Stated exercise →
Select, from the data, each line where "Extract" occurs.
* Begin Data to process *
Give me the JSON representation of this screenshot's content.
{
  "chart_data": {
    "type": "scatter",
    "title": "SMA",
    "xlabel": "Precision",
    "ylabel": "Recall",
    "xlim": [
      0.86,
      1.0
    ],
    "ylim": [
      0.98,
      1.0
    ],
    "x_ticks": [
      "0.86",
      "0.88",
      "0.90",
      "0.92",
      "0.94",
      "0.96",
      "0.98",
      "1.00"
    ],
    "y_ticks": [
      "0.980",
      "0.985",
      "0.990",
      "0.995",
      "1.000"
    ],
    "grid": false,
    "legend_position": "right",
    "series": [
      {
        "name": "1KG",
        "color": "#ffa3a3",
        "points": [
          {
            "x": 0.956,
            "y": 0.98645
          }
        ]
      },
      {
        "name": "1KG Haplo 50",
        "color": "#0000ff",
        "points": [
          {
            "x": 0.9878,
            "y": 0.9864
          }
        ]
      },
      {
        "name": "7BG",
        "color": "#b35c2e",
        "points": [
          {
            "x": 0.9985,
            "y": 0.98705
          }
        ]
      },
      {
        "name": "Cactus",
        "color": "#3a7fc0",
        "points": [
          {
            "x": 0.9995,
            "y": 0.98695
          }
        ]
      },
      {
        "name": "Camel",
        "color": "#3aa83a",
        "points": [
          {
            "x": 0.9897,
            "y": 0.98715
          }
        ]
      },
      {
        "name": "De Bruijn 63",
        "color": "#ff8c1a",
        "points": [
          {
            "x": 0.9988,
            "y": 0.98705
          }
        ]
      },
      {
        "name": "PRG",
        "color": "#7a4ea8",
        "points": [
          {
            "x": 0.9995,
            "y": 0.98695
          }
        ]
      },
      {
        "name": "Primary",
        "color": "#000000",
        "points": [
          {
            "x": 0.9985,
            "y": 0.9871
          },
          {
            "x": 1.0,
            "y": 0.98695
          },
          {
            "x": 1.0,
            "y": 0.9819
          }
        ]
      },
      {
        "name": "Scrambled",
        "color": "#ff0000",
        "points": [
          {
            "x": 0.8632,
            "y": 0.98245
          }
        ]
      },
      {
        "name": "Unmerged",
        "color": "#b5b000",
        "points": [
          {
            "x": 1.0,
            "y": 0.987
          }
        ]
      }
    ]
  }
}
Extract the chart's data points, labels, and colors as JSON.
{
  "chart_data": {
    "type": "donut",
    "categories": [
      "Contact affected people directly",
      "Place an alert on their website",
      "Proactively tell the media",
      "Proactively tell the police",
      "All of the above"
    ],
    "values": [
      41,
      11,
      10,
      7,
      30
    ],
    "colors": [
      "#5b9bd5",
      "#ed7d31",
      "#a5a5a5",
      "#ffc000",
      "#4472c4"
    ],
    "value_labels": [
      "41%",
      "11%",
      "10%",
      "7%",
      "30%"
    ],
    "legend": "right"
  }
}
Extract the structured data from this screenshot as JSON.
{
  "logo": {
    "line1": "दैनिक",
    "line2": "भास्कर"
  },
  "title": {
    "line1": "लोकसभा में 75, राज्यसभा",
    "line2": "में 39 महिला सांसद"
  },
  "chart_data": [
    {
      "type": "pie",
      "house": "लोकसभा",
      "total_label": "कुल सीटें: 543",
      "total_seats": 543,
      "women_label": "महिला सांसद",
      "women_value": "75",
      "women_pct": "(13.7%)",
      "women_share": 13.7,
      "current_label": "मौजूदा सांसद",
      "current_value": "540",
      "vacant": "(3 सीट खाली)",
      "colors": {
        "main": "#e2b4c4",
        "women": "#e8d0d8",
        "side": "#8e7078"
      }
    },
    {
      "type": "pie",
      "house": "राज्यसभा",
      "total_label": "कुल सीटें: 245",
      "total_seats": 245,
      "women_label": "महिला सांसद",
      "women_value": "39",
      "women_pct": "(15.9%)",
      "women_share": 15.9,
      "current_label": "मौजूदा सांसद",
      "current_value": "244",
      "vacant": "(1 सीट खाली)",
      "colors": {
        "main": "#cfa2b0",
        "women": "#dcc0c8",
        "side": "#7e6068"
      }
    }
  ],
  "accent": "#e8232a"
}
* End Data to process *
Problem solution →
Extract the chart's data points, labels, and colors as JSON.
Extract the structured data from this screenshot as JSON.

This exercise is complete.